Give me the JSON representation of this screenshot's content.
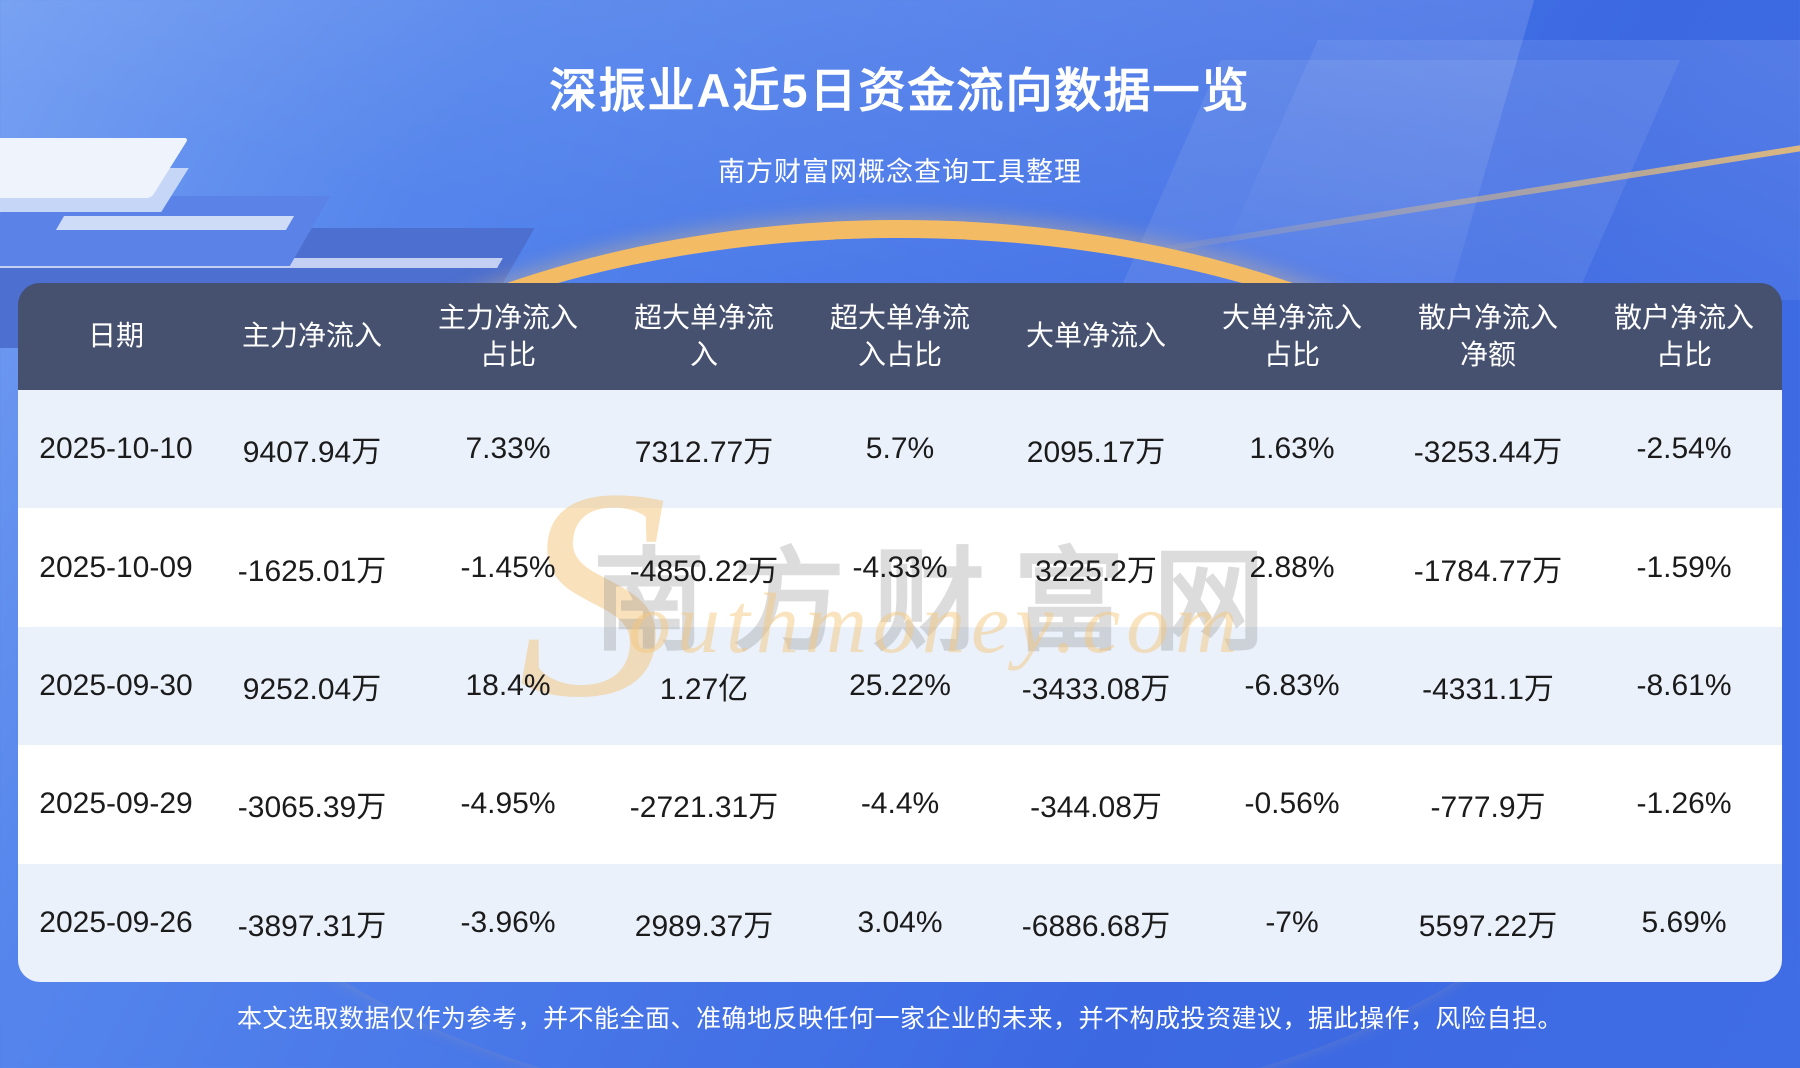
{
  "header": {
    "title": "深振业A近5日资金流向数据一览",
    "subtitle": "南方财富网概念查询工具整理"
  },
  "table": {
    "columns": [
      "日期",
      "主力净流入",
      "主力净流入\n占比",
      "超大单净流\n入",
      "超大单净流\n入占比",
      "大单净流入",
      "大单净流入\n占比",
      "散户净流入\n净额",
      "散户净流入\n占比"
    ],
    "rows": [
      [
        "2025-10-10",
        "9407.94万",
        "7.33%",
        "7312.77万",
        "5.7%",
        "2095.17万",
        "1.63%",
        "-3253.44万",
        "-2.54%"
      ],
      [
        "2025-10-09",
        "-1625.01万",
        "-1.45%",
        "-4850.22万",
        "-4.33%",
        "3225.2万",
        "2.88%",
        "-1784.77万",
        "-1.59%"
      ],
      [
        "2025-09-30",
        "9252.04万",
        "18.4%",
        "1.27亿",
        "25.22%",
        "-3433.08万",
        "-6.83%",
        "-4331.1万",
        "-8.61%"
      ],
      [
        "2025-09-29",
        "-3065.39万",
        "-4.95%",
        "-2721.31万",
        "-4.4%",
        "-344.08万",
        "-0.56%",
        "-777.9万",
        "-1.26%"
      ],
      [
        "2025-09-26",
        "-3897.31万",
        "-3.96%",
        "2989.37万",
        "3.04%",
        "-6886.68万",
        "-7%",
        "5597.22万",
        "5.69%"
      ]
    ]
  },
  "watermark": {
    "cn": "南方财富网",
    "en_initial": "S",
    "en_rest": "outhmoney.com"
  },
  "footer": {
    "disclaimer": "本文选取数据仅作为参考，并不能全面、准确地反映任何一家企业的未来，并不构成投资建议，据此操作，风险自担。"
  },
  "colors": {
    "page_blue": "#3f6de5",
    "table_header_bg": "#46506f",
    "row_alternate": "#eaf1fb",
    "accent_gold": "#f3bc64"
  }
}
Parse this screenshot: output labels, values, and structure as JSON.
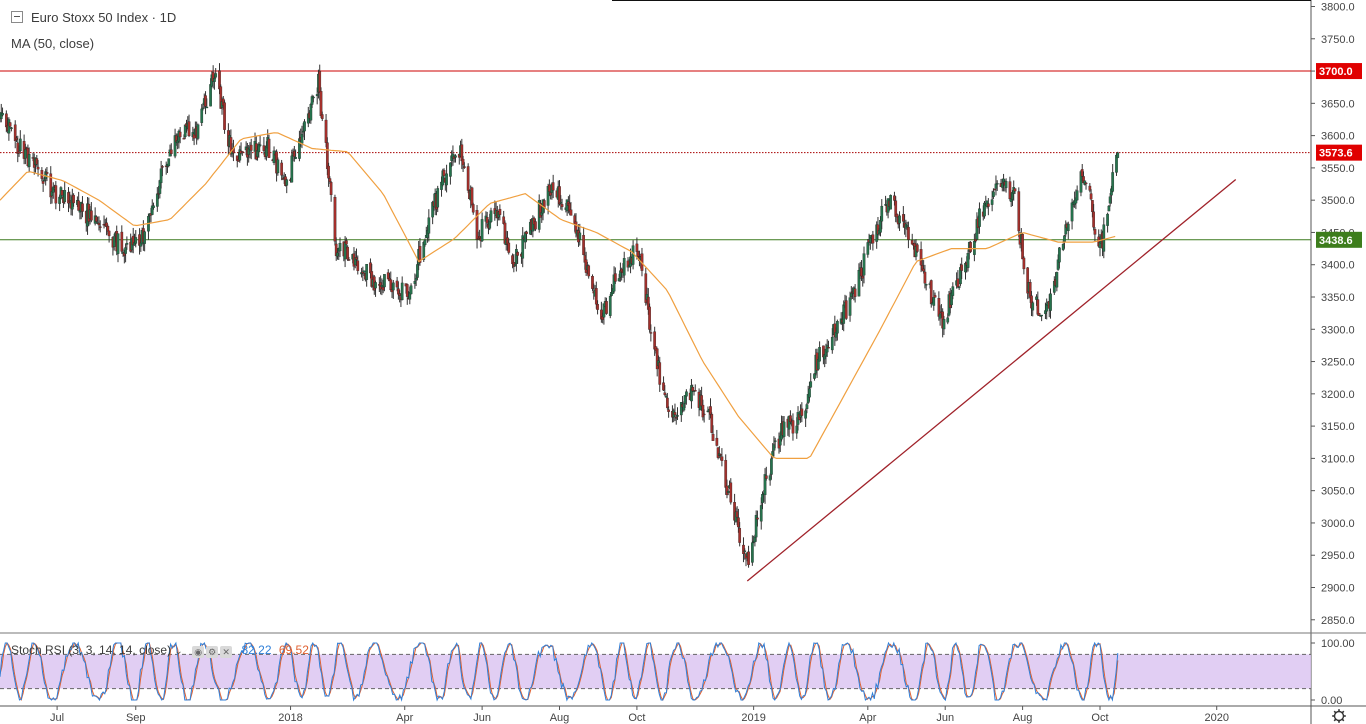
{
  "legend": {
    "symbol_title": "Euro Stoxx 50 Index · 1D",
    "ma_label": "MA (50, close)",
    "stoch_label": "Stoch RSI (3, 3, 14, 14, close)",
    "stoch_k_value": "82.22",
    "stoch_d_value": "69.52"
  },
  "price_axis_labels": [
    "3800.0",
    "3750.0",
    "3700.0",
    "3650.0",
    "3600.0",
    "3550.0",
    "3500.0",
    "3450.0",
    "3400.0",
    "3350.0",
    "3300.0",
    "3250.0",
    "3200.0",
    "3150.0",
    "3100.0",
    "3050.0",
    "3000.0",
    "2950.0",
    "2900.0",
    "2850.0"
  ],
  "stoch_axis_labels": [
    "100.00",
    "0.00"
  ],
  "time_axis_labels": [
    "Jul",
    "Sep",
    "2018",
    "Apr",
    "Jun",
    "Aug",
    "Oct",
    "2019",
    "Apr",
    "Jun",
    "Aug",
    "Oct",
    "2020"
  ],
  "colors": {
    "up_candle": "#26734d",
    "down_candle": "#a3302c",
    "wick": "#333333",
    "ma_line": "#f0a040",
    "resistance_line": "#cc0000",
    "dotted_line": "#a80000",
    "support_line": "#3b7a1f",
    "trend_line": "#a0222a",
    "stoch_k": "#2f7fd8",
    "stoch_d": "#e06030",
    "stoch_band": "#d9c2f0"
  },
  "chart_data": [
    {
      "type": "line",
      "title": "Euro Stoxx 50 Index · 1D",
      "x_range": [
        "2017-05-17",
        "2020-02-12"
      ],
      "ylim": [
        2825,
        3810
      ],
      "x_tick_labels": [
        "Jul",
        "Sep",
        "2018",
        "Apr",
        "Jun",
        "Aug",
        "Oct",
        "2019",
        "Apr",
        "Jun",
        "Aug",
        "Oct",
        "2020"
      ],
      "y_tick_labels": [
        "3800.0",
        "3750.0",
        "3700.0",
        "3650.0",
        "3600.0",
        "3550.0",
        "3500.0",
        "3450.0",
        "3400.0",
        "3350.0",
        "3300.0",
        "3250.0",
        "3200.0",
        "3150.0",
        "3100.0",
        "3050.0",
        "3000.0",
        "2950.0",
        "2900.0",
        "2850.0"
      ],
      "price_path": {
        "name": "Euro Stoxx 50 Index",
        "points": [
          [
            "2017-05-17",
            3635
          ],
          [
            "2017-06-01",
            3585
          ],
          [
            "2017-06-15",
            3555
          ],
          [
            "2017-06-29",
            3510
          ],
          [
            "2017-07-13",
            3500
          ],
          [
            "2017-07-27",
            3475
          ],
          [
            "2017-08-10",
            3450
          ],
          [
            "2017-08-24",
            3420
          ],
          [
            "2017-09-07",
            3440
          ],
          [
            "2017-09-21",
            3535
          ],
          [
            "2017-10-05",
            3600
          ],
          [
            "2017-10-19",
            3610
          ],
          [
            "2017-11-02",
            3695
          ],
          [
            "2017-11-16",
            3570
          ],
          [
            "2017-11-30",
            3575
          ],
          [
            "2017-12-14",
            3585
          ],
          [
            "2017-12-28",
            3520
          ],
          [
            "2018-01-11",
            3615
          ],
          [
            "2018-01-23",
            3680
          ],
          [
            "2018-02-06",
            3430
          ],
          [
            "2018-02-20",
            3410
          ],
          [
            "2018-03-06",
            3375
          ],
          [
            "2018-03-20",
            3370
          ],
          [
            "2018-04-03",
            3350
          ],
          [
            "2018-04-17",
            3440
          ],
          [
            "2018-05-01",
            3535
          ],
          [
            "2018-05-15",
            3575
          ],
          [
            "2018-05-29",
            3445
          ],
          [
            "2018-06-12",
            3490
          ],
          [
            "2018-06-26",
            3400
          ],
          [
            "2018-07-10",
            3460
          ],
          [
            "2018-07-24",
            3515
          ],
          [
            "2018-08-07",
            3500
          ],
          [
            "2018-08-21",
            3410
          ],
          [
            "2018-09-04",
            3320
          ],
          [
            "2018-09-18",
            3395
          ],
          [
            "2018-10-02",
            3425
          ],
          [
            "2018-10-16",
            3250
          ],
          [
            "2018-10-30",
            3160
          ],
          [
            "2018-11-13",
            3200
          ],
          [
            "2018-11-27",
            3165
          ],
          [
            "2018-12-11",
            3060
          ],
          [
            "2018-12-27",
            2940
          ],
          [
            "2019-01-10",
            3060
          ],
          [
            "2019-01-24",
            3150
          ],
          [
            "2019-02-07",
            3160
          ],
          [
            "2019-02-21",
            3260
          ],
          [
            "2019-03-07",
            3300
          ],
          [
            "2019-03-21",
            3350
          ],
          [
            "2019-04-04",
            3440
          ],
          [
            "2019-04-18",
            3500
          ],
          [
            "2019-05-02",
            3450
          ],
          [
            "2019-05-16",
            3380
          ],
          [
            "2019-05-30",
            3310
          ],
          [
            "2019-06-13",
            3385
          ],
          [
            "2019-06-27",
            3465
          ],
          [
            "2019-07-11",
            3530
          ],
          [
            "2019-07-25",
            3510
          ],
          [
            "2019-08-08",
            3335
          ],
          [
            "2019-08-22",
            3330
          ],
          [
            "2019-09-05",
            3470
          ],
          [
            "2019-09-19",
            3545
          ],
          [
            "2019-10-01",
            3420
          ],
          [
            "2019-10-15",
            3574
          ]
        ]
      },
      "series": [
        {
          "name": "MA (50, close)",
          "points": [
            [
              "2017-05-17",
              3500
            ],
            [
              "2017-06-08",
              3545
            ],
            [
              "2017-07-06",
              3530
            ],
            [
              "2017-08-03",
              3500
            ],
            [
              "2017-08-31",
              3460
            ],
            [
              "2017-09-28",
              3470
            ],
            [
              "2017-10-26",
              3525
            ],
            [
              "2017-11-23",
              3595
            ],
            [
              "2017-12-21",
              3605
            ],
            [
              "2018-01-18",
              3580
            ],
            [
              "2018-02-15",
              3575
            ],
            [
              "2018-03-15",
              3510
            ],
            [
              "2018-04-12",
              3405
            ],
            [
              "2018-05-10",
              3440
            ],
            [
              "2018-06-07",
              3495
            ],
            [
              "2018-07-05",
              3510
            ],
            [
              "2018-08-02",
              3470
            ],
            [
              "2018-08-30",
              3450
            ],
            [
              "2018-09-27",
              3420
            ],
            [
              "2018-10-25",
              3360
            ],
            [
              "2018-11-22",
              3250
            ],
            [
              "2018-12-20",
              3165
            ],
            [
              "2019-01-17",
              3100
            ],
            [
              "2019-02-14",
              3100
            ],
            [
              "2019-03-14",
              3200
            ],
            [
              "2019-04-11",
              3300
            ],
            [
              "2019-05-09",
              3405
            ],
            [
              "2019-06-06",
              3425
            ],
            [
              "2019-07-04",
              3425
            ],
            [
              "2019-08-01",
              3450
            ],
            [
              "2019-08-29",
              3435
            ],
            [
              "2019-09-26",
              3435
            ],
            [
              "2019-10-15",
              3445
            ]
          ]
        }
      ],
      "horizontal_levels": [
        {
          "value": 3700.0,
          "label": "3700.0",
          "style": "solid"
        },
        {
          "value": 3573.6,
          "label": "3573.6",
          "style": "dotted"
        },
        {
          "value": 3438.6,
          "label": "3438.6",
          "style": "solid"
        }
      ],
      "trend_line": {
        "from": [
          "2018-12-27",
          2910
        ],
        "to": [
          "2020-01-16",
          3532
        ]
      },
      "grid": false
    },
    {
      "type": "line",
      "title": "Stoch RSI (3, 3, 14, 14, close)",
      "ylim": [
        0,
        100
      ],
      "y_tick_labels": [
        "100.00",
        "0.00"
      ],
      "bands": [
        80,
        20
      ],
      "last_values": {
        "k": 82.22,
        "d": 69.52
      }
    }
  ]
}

============

Collect each line above holding the string "this".

Give me the JSON representation of this screenshot's content.
Parse this screenshot: output labels, values, and structure as JSON.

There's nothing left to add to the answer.